#### Task:
Reproduce all entries verbatim, with nothing added or dropped.

** begin Raw data **

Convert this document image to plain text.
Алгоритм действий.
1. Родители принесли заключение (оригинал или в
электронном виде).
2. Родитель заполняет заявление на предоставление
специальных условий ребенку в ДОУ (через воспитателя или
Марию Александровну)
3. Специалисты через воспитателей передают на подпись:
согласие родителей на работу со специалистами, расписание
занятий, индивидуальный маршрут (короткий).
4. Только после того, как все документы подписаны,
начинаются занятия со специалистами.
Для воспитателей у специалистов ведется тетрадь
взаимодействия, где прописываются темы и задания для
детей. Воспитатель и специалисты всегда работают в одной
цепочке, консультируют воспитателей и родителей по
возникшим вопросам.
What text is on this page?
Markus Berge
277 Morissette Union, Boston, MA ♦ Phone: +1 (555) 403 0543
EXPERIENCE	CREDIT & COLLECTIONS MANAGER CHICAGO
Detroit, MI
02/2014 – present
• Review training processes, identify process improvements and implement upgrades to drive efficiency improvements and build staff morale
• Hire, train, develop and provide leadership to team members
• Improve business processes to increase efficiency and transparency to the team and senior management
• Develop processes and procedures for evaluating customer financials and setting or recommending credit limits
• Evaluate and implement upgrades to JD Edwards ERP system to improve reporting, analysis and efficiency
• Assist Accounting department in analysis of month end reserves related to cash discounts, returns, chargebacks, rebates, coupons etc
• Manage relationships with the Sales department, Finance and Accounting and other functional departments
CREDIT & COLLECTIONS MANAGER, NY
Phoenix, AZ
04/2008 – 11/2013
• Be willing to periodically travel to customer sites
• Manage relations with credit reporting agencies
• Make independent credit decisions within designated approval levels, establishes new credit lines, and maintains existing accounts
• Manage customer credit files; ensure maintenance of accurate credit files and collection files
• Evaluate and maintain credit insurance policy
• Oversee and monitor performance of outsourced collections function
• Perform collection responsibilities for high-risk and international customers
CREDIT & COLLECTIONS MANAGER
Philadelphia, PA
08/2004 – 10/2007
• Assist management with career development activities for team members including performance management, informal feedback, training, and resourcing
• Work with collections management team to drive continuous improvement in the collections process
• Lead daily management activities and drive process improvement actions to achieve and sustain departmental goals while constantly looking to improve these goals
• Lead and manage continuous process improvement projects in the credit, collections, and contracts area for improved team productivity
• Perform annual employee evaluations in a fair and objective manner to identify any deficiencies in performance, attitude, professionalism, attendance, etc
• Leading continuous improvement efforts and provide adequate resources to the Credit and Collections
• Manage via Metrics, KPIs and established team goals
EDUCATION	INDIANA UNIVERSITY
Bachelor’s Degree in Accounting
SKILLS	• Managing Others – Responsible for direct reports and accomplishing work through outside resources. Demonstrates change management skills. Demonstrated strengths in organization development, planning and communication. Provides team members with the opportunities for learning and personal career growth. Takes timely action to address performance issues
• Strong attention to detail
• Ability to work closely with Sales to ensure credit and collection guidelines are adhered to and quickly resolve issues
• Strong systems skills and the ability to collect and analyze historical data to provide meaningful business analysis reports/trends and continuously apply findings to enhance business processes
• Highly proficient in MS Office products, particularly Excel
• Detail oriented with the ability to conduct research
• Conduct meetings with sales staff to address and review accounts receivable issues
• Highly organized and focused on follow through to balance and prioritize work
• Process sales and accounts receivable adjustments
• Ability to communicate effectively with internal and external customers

** end Raw data **

#### Output of the exercise:
Convert this document image to plain text.
Алгоритм действий.
1. Родители принесли заключение (оригинал или в
электронном виде).
2. Родитель заполняет заявление на предоставление
специальных условий ребенку в ДОУ (через воспитателя или
Марию Александровну)
3. Специалисты через воспитателей передают на подпись:
согласие родителей на работу со специалистами, расписание
занятий, индивидуальный маршрут (короткий).
4. Только после того, как все документы подписаны,
начинаются занятия со специалистами.
Для воспитателей у специалистов ведется тетрадь
взаимодействия, где прописываются темы и задания для
детей. Воспитатель и специалисты всегда работают в одной
цепочке, консультируют воспитателей и родителей по
возникшим вопросам.
What text is on this page?
Markus Berge
277 Morissette Union, Boston, MA ♦ Phone: +1 (555) 403 0543
EXPERIENCE	CREDIT & COLLECTIONS MANAGER CHICAGO
Detroit, MI
02/2014 – present
• Review training processes, identify process improvements and implement upgrades to drive efficiency improvements and build staff morale
• Hire, train, develop and provide leadership to team members
• Improve business processes to increase efficiency and transparency to the team and senior management
• Develop processes and procedures for evaluating customer financials and setting or recommending credit limits
• Evaluate and implement upgrades to JD Edwards ERP system to improve reporting, analysis and efficiency
• Assist Accounting department in analysis of month end reserves related to cash discounts, returns, chargebacks, rebates, coupons etc
• Manage relationships with the Sales department, Finance and Accounting and other functional departments
CREDIT & COLLECTIONS MANAGER, NY
Phoenix, AZ
04/2008 – 11/2013
• Be willing to periodically travel to customer sites
• Manage relations with credit reporting agencies
• Make independent credit decisions within designated approval levels, establishes new credit lines, and maintains existing accounts
• Manage customer credit files; ensure maintenance of accurate credit files and collection files
• Evaluate and maintain credit insurance policy
• Oversee and monitor performance of outsourced collections function
• Perform collection responsibilities for high-risk and international customers
CREDIT & COLLECTIONS MANAGER
Philadelphia, PA
08/2004 – 10/2007
• Assist management with career development activities for team members including performance management, informal feedback, training, and resourcing
• Work with collections management team to drive continuous improvement in the collections process
• Lead daily management activities and drive process improvement actions to achieve and sustain departmental goals while constantly looking to improve these goals
• Lead and manage continuous process improvement projects in the credit, collections, and contracts area for improved team productivity
• Perform annual employee evaluations in a fair and objective manner to identify any deficiencies in performance, attitude, professionalism, attendance, etc
• Leading continuous improvement efforts and provide adequate resources to the Credit and Collections
• Manage via Metrics, KPIs and established team goals
EDUCATION	INDIANA UNIVERSITY
Bachelor’s Degree in Accounting
SKILLS	• Managing Others – Responsible for direct reports and accomplishing work through outside resources. Demonstrates change management skills. Demonstrated strengths in organization development, planning and communication. Provides team members with the opportunities for learning and personal career growth. Takes timely action to address performance issues
• Strong attention to detail
• Ability to work closely with Sales to ensure credit and collection guidelines are adhered to and quickly resolve issues
• Strong systems skills and the ability to collect and analyze historical data to provide meaningful business analysis reports/trends and continuously apply findings to enhance business processes
• Highly proficient in MS Office products, particularly Excel
• Detail oriented with the ability to conduct research
• Conduct meetings with sales staff to address and review accounts receivable issues
• Highly organized and focused on follow through to balance and prioritize work
• Process sales and accounts receivable adjustments
• Ability to communicate effectively with internal and external customers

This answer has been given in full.